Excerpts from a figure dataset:
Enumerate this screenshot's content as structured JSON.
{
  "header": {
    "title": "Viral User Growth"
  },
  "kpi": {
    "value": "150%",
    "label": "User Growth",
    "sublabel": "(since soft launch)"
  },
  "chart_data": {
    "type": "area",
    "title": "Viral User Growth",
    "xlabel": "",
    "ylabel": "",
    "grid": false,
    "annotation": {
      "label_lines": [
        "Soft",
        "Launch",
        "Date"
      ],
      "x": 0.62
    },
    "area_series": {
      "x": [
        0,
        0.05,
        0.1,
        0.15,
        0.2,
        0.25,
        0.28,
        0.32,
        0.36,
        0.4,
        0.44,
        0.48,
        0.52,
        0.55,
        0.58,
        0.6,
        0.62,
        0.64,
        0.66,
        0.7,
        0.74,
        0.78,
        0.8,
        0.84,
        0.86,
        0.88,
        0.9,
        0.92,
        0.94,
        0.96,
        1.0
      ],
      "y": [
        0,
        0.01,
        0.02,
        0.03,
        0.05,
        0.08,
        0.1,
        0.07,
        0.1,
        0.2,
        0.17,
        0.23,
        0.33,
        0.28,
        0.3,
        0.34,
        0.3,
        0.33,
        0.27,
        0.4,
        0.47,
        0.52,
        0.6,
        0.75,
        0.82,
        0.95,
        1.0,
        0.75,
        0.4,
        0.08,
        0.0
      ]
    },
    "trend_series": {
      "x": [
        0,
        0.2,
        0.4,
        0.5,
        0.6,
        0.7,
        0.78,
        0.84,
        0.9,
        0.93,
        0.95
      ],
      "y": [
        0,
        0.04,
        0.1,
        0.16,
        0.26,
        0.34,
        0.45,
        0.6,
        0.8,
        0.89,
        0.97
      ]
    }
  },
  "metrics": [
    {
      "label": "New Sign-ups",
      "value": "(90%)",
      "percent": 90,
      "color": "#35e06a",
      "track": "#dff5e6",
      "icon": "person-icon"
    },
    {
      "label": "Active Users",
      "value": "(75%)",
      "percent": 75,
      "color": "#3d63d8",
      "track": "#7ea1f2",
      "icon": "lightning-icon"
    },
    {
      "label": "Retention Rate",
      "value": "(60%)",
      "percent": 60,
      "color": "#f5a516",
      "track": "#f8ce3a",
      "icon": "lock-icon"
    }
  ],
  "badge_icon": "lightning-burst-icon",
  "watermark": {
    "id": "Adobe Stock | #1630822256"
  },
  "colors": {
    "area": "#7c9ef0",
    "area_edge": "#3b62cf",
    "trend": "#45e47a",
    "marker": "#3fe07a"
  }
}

■ **Task requirements**
Within the data above, pick out all lines holding the word "lightning".

■ **Output**
      "icon": "lightning-icon"
  "badge_icon": "lightning-burst-icon",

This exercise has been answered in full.